Short exercise —
Transcribe the material verbatim in full; the pictures do not belong in the copy.

Extracted entries —
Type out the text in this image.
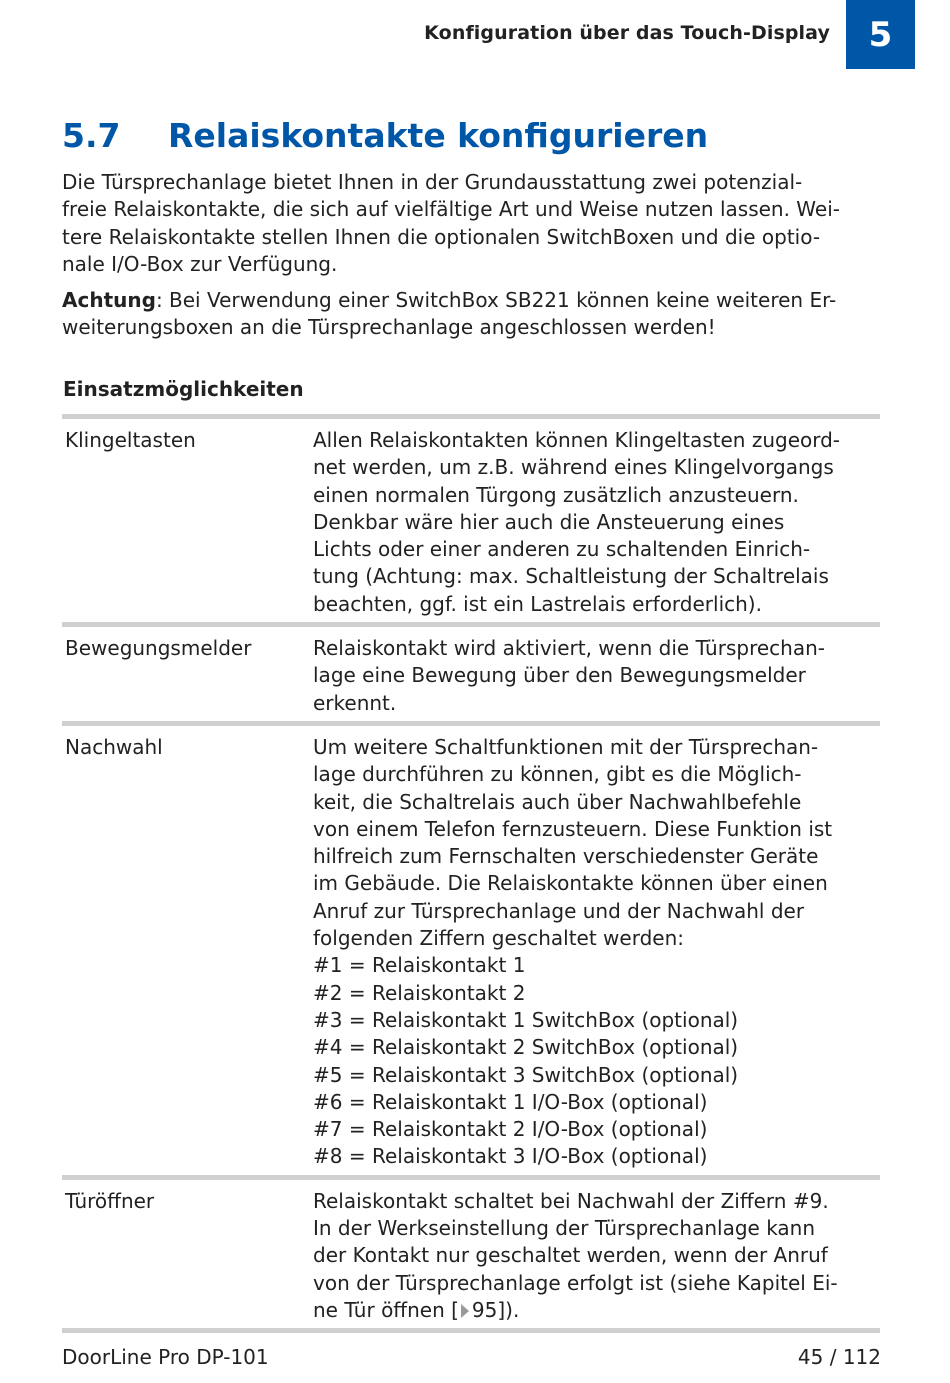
Konfiguration über das Touch-Display	5
5.7 Relaiskontakte konfigurieren

Die Türsprechanlage bietet Ihnen in der Grundausstattung zwei potenzial-
freie Relaiskontakte, die sich auf vielfältige Art und Weise nutzen lassen. Wei-
tere Relaiskontakte stellen Ihnen die optionalen SwitchBoxen und die optio-
nale I/O-Box zur Verfügung.

Achtung: Bei Verwendung einer SwitchBox SB221 können keine weiteren Er-
weiterungsboxen an die Türsprechanlage angeschlossen werden!

Einsatzmöglichkeiten
Klingeltasten	Allen Relaiskontakten können Klingeltasten zugeord-
net werden, um z.B. während eines Klingelvorgangs
einen normalen Türgong zusätzlich anzusteuern.
Denkbar wäre hier auch die Ansteuerung eines
Lichts oder einer anderen zu schaltenden Einrich-
tung (Achtung: max. Schaltleistung der Schaltrelais
beachten, ggf. ist ein Lastrelais erforderlich).
Bewegungsmelder	Relaiskontakt wird aktiviert, wenn die Türsprechan-
lage eine Bewegung über den Bewegungsmelder
erkennt.
Nachwahl	Um weitere Schaltfunktionen mit der Türsprechan-
lage durchführen zu können, gibt es die Möglich-
keit, die Schaltrelais auch über Nachwahlbefehle
von einem Telefon fernzusteuern. Diese Funktion ist
hilfreich zum Fernschalten verschiedenster Geräte
im Gebäude. Die Relaiskontakte können über einen
Anruf zur Türsprechanlage und der Nachwahl der
folgenden Ziffern geschaltet werden:
#1 = Relaiskontakt 1
#2 = Relaiskontakt 2
#3 = Relaiskontakt 1 SwitchBox (optional)
#4 = Relaiskontakt 2 SwitchBox (optional)
#5 = Relaiskontakt 3 SwitchBox (optional)
#6 = Relaiskontakt 1 I/O-Box (optional)
#7 = Relaiskontakt 2 I/O-Box (optional)
#8 = Relaiskontakt 3 I/O-Box (optional)
Türöffner	Relaiskontakt schaltet bei Nachwahl der Ziffern #9.
In der Werkseinstellung der Türsprechanlage kann
der Kontakt nur geschaltet werden, wenn der Anruf
von der Türsprechanlage erfolgt ist (siehe Kapitel Ei-
ne Tür öffnen [ 95]).
DoorLine Pro DP-101	45 / 112
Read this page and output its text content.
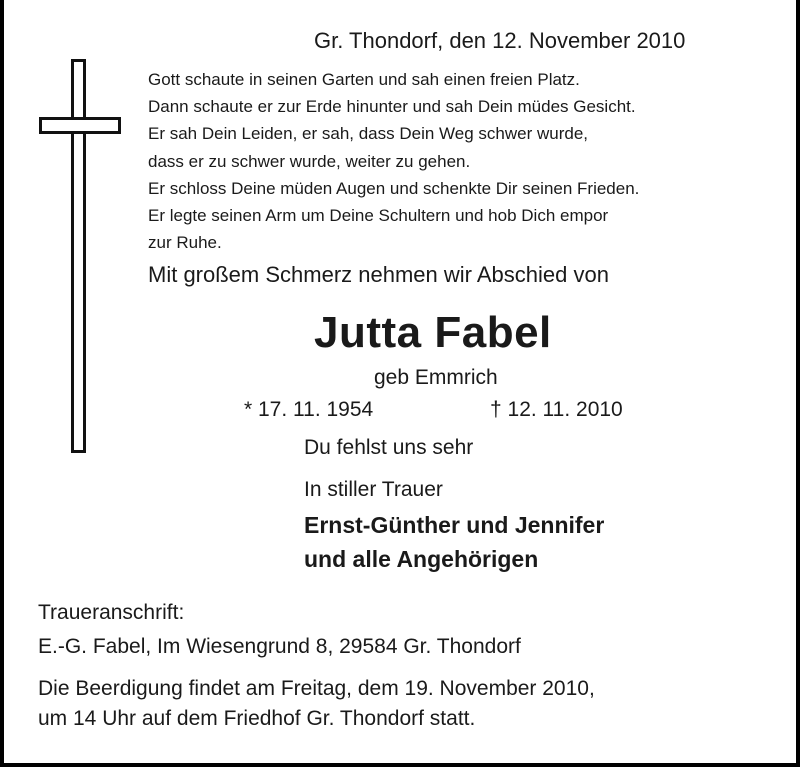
Gr. Thondorf, den 12. November 2010
Gott schaute in seinen Garten und sah einen freien Platz.
Dann schaute er zur Erde hinunter und sah Dein müdes Gesicht.
Er sah Dein Leiden, er sah, dass Dein Weg schwer wurde,
dass er zu schwer wurde, weiter zu gehen.
Er schloss Deine müden Augen und schenkte Dir seinen Frieden.
Er legte seinen Arm um Deine Schultern und hob Dich empor
zur Ruhe.
Mit großem Schmerz nehmen wir Abschied von
Jutta Fabel
geb Emmrich
* 17. 11. 1954	† 12. 11. 2010
Du fehlst uns sehr
In stiller Trauer
Ernst-Günther und Jennifer
und alle Angehörigen
Traueranschrift:
E.-G. Fabel, Im Wiesengrund 8, 29584 Gr. Thondorf
Die Beerdigung findet am Freitag, dem 19. November 2010,
um 14 Uhr auf dem Friedhof Gr. Thondorf statt.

Correct result —
Type out the text in this image.
Konfiguration über das Touch-Display	5
5.7 Relaiskontakte konfigurieren

Die Türsprechanlage bietet Ihnen in der Grundausstattung zwei potenzial-
freie Relaiskontakte, die sich auf vielfältige Art und Weise nutzen lassen. Wei-
tere Relaiskontakte stellen Ihnen die optionalen SwitchBoxen und die optio-
nale I/O-Box zur Verfügung.

Achtung: Bei Verwendung einer SwitchBox SB221 können keine weiteren Er-
weiterungsboxen an die Türsprechanlage angeschlossen werden!

Einsatzmöglichkeiten
Klingeltasten	Allen Relaiskontakten können Klingeltasten zugeord-
net werden, um z.B. während eines Klingelvorgangs
einen normalen Türgong zusätzlich anzusteuern.
Denkbar wäre hier auch die Ansteuerung eines
Lichts oder einer anderen zu schaltenden Einrich-
tung (Achtung: max. Schaltleistung der Schaltrelais
beachten, ggf. ist ein Lastrelais erforderlich).
Bewegungsmelder	Relaiskontakt wird aktiviert, wenn die Türsprechan-
lage eine Bewegung über den Bewegungsmelder
erkennt.
Nachwahl	Um weitere Schaltfunktionen mit der Türsprechan-
lage durchführen zu können, gibt es die Möglich-
keit, die Schaltrelais auch über Nachwahlbefehle
von einem Telefon fernzusteuern. Diese Funktion ist
hilfreich zum Fernschalten verschiedenster Geräte
im Gebäude. Die Relaiskontakte können über einen
Anruf zur Türsprechanlage und der Nachwahl der
folgenden Ziffern geschaltet werden:
#1 = Relaiskontakt 1
#2 = Relaiskontakt 2
#3 = Relaiskontakt 1 SwitchBox (optional)
#4 = Relaiskontakt 2 SwitchBox (optional)
#5 = Relaiskontakt 3 SwitchBox (optional)
#6 = Relaiskontakt 1 I/O-Box (optional)
#7 = Relaiskontakt 2 I/O-Box (optional)
#8 = Relaiskontakt 3 I/O-Box (optional)
Türöffner	Relaiskontakt schaltet bei Nachwahl der Ziffern #9.
In der Werkseinstellung der Türsprechanlage kann
der Kontakt nur geschaltet werden, wenn der Anruf
von der Türsprechanlage erfolgt ist (siehe Kapitel Ei-
ne Tür öffnen [ 95]).
DoorLine Pro DP-101	45 / 112
Read this page and output its text content.
Gr. Thondorf, den 12. November 2010
Gott schaute in seinen Garten und sah einen freien Platz.
Dann schaute er zur Erde hinunter und sah Dein müdes Gesicht.
Er sah Dein Leiden, er sah, dass Dein Weg schwer wurde,
dass er zu schwer wurde, weiter zu gehen.
Er schloss Deine müden Augen und schenkte Dir seinen Frieden.
Er legte seinen Arm um Deine Schultern und hob Dich empor
zur Ruhe.
Mit großem Schmerz nehmen wir Abschied von
Jutta Fabel
geb Emmrich
* 17. 11. 1954	† 12. 11. 2010
Du fehlst uns sehr
In stiller Trauer
Ernst-Günther und Jennifer
und alle Angehörigen
Traueranschrift:
E.-G. Fabel, Im Wiesengrund 8, 29584 Gr. Thondorf
Die Beerdigung findet am Freitag, dem 19. November 2010,
um 14 Uhr auf dem Friedhof Gr. Thondorf statt.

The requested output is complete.